— Start —

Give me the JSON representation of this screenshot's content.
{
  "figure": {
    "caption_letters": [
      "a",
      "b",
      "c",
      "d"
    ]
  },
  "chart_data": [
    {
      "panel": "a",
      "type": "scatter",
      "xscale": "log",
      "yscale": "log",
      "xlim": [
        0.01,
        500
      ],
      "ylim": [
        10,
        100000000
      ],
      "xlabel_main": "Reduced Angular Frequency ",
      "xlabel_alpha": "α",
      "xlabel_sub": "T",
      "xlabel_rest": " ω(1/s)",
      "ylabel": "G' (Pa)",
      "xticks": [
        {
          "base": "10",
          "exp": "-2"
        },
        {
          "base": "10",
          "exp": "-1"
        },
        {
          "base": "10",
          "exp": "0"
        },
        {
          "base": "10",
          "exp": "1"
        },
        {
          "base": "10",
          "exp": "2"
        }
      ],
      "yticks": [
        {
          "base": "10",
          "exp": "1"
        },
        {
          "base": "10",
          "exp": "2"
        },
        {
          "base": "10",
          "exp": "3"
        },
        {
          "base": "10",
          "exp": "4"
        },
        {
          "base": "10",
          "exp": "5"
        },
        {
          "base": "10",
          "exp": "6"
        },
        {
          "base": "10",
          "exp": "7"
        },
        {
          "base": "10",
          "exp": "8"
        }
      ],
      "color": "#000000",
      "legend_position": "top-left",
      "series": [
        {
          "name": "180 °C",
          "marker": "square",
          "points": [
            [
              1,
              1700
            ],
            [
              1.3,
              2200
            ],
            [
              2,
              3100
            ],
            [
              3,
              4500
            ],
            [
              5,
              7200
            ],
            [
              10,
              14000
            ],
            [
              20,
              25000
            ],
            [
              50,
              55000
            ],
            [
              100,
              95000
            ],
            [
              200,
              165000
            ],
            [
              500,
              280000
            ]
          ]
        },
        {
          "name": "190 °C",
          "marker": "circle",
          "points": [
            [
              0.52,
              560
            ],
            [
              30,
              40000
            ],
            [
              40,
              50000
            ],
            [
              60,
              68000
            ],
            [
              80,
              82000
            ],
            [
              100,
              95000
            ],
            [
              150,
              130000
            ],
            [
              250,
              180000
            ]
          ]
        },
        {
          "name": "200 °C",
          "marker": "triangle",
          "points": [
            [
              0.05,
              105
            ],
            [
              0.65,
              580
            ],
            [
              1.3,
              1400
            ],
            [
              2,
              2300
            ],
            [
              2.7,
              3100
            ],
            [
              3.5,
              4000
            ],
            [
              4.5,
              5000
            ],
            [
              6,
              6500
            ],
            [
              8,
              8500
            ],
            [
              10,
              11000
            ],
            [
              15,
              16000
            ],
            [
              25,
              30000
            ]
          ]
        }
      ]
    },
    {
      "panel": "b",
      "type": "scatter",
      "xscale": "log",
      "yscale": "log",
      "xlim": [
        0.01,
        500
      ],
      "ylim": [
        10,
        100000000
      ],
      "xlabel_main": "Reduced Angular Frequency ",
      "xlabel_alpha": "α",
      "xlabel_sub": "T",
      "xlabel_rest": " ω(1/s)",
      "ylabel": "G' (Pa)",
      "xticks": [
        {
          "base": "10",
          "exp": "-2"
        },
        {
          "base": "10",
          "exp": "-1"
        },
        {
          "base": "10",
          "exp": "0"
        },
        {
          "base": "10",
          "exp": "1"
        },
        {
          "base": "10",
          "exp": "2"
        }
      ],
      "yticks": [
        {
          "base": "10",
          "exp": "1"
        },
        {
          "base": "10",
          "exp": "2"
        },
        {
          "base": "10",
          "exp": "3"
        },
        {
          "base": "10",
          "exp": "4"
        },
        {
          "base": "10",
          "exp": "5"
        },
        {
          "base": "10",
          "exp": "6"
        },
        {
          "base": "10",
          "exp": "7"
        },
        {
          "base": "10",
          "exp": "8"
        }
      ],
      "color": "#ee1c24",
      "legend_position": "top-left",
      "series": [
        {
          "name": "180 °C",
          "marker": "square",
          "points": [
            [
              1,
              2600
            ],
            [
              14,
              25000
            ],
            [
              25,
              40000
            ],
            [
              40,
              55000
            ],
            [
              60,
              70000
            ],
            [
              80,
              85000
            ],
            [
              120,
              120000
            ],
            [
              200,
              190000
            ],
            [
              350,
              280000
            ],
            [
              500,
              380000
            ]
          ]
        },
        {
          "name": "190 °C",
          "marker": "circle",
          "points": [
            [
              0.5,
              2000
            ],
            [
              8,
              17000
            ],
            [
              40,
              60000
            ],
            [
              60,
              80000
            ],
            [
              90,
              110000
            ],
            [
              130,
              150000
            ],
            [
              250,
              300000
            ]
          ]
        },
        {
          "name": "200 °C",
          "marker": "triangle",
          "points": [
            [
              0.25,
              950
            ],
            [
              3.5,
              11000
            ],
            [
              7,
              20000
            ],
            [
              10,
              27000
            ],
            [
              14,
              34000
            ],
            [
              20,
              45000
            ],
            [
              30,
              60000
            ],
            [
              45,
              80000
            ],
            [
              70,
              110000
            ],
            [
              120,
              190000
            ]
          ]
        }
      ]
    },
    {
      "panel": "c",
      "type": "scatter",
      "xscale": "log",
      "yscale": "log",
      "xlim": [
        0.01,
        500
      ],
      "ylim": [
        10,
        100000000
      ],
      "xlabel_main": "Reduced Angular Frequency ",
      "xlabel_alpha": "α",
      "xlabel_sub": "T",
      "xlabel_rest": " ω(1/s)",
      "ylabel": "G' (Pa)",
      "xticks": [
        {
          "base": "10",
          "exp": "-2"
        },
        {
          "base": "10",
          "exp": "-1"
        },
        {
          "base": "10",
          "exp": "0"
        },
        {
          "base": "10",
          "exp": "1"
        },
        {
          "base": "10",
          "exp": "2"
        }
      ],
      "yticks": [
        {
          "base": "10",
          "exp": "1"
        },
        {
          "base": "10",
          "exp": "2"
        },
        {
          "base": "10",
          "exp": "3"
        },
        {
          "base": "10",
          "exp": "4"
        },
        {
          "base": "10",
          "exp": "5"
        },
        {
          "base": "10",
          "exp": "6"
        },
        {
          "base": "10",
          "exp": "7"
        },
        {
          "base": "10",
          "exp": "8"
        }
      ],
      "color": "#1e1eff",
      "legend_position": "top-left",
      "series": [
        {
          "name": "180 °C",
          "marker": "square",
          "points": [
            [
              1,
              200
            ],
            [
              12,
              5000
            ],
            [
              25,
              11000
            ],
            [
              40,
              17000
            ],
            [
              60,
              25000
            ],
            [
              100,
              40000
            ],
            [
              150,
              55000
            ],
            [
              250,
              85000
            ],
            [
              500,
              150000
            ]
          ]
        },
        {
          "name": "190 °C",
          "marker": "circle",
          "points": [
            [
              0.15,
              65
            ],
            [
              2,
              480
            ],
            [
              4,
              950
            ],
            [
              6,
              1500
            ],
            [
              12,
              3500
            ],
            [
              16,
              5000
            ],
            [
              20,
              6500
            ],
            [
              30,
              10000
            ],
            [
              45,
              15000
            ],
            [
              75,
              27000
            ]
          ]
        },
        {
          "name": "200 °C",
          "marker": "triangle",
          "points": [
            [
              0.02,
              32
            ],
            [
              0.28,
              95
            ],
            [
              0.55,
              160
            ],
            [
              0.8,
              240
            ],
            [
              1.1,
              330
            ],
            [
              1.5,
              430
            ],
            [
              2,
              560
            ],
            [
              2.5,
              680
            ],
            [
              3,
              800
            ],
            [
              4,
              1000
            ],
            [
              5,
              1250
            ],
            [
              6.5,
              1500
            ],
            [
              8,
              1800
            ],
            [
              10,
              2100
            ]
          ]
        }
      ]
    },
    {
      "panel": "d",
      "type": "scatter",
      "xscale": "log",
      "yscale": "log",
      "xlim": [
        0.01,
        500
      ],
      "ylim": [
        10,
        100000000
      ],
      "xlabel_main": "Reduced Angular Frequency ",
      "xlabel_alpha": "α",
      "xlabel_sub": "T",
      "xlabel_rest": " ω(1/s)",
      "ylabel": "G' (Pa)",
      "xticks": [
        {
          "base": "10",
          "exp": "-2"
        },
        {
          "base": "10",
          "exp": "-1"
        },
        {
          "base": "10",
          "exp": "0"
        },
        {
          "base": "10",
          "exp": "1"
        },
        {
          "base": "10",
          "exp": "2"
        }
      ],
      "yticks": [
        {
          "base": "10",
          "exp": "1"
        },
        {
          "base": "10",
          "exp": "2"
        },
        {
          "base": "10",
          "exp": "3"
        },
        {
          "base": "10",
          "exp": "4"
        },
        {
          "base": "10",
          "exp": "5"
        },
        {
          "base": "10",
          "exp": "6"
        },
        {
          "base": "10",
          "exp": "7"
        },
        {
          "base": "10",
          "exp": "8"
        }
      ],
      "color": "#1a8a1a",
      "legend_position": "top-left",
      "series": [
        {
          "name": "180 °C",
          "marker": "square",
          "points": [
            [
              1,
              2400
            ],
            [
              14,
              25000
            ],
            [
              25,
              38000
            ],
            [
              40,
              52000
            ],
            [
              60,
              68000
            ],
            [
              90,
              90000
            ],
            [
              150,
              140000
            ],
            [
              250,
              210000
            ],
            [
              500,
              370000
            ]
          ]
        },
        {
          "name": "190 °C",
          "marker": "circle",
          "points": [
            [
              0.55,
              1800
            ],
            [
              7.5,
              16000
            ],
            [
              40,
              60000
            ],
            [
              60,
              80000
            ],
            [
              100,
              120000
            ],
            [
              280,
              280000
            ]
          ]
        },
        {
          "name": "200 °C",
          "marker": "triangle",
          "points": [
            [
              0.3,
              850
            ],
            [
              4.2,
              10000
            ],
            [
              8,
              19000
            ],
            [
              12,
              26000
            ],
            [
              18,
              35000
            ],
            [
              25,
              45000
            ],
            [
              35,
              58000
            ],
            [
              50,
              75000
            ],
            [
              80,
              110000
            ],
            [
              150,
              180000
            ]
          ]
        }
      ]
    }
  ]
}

— End —

*Set task*
In the records above, locate the lines holding the word "color". Copy each of them.

*Final result*
      "color": "#000000",
      "color": "#ee1c24",
      "color": "#1e1eff",
      "color": "#1a8a1a",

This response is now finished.